EXERCISE REQUIREMENTS: Write out exactly, with no other output, the lines below from the one that contains "Serialize everything readable" through the end.

Saved entries
%%

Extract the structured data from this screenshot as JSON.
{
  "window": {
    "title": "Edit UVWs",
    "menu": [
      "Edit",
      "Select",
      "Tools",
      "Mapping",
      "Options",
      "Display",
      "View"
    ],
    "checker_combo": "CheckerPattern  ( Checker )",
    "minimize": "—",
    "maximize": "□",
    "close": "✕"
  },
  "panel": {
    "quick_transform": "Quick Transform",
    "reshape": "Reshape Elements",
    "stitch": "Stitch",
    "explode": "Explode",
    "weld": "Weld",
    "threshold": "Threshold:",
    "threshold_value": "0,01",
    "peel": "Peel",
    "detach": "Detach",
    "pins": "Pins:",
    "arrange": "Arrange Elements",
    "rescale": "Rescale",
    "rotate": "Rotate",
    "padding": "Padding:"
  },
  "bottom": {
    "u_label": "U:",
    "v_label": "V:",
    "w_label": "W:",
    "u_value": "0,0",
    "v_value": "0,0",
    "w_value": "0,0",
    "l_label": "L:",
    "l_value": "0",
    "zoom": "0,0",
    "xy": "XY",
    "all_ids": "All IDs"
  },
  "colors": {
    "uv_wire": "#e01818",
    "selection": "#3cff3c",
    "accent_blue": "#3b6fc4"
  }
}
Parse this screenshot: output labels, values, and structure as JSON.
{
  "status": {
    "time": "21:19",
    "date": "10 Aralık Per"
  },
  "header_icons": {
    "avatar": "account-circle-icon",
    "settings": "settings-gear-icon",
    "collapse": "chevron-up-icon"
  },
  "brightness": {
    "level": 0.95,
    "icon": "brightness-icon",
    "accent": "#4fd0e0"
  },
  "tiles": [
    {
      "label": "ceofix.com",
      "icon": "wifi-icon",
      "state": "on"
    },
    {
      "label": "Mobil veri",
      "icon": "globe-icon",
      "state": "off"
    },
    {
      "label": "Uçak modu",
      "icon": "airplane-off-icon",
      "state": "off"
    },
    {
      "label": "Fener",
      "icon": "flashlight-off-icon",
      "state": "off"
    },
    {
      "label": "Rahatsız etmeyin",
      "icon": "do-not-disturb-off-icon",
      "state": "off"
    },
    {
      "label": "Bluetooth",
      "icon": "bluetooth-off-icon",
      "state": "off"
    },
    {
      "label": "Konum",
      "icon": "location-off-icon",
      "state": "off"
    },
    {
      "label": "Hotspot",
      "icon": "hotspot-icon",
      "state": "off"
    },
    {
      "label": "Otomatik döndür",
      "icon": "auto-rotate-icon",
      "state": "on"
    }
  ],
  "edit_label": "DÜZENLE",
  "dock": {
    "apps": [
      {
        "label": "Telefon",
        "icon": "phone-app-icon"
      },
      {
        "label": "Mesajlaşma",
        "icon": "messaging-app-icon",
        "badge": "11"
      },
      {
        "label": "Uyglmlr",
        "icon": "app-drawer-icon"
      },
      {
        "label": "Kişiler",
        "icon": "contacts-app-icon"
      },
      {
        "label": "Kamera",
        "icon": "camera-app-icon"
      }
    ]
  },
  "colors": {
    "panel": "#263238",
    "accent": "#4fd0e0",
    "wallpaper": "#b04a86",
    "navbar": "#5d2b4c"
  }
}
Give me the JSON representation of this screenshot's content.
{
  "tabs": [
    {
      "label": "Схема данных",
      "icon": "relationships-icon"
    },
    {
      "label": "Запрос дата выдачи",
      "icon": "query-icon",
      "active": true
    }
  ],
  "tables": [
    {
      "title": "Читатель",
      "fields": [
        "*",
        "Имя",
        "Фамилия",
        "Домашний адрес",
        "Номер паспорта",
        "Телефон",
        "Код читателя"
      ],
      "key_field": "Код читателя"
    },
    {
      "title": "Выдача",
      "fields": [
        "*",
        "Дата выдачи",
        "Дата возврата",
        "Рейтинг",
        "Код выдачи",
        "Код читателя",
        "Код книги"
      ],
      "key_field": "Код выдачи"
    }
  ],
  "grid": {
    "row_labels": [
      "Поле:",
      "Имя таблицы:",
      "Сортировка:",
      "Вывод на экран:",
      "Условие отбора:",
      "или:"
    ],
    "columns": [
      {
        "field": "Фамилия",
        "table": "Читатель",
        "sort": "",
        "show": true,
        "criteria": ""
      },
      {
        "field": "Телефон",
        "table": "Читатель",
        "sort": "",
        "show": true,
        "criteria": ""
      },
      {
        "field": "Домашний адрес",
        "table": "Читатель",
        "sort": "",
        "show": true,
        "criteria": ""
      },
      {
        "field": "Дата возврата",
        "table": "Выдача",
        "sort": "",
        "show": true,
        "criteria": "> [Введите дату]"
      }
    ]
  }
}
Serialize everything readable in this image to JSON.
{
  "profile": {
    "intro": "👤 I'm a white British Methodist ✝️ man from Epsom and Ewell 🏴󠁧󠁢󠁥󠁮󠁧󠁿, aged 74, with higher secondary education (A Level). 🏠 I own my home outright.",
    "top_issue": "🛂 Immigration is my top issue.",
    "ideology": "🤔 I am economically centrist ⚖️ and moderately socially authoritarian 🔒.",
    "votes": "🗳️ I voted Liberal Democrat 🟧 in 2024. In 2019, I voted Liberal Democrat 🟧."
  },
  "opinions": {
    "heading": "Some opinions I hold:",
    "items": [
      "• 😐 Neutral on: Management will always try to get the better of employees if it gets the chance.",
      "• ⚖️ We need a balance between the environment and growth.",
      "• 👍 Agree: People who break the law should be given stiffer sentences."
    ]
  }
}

%%

FINAL ANSWER:
Serialize everything readable in this image to JSON.
{
  "profile": {
    "intro": "👤 I'm a white British Methodist ✝️ man from Epsom and Ewell 🏴󠁧󠁢󠁥󠁮󠁧󠁿, aged 74, with higher secondary education (A Level). 🏠 I own my home outright.",
    "top_issue": "🛂 Immigration is my top issue.",
    "ideology": "🤔 I am economically centrist ⚖️ and moderately socially authoritarian 🔒.",
    "votes": "🗳️ I voted Liberal Democrat 🟧 in 2024. In 2019, I voted Liberal Democrat 🟧."
  },
  "opinions": {
    "heading": "Some opinions I hold:",
    "items": [
      "• 😐 Neutral on: Management will always try to get the better of employees if it gets the chance.",
      "• ⚖️ We need a balance between the environment and growth.",
      "• 👍 Agree: People who break the law should be given stiffer sentences."
    ]
  }
}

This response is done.